**Set exercise:**
Copy each line of the data below with the word "voor".

**Data records:**
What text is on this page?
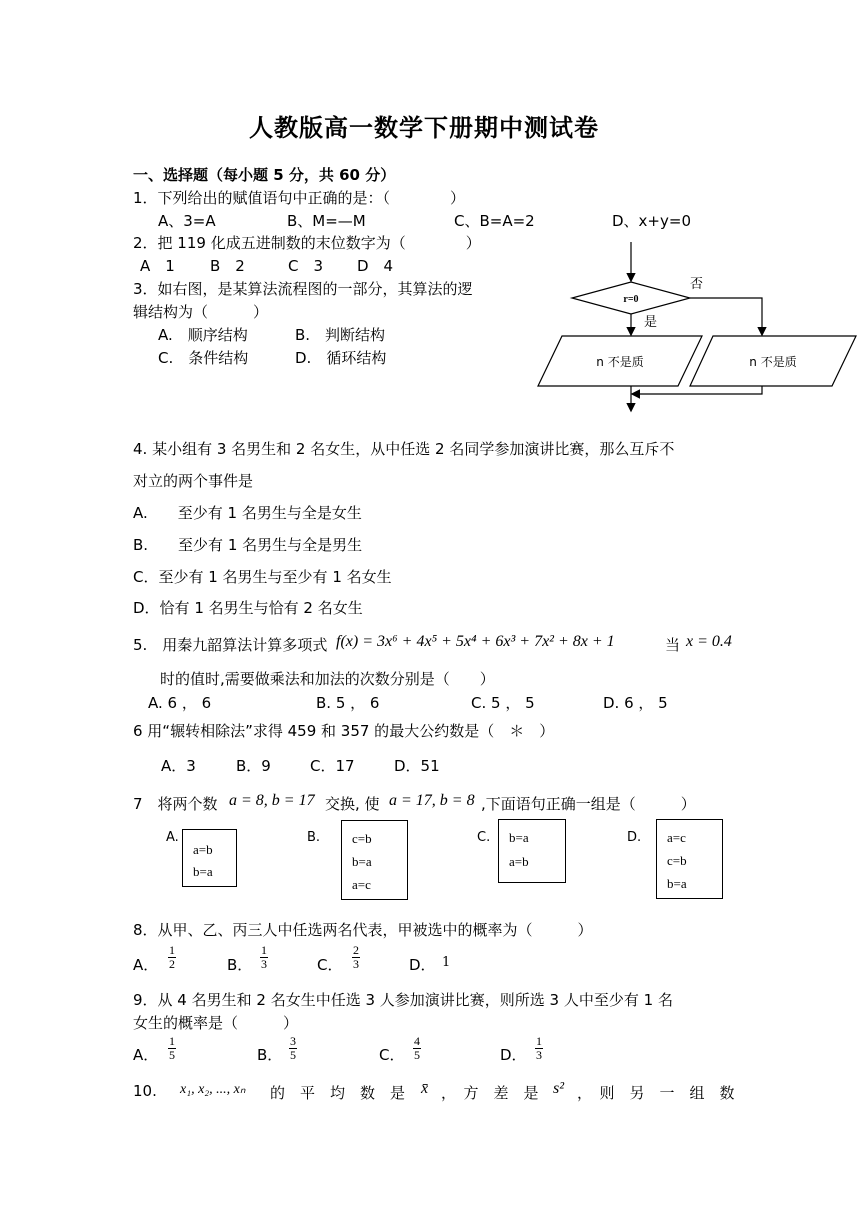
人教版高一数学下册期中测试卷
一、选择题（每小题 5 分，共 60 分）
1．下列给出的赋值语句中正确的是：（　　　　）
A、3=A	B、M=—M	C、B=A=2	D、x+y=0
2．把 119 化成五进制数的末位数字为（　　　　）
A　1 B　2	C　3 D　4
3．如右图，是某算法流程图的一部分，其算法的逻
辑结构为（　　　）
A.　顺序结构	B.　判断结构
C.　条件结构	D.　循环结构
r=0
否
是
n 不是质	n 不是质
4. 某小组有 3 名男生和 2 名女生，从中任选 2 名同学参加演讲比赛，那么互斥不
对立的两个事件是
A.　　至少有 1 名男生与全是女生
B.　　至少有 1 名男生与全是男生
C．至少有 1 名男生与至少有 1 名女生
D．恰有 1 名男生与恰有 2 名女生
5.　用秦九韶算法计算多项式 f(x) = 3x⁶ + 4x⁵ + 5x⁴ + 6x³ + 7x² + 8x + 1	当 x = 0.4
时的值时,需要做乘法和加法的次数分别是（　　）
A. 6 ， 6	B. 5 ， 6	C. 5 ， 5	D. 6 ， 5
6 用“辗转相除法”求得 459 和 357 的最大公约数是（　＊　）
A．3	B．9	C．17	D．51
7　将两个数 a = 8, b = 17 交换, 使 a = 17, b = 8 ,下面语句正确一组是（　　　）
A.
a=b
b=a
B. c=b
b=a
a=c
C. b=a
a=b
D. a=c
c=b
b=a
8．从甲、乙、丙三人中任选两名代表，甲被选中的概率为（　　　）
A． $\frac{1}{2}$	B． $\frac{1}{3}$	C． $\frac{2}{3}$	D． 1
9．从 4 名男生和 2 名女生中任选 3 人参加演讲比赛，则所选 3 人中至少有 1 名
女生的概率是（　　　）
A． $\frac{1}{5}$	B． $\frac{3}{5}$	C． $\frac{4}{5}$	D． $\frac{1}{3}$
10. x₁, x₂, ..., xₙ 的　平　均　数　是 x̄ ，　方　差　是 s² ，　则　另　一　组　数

---

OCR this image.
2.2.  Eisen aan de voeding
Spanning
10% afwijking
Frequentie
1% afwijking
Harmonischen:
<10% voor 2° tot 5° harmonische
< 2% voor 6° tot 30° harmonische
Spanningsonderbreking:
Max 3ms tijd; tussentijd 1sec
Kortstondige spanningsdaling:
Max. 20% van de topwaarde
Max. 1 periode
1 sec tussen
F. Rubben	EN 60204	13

**Answer to the exercise:**
<10% voor 2° tot 5° harmonische
< 2% voor 6° tot 30° harmonische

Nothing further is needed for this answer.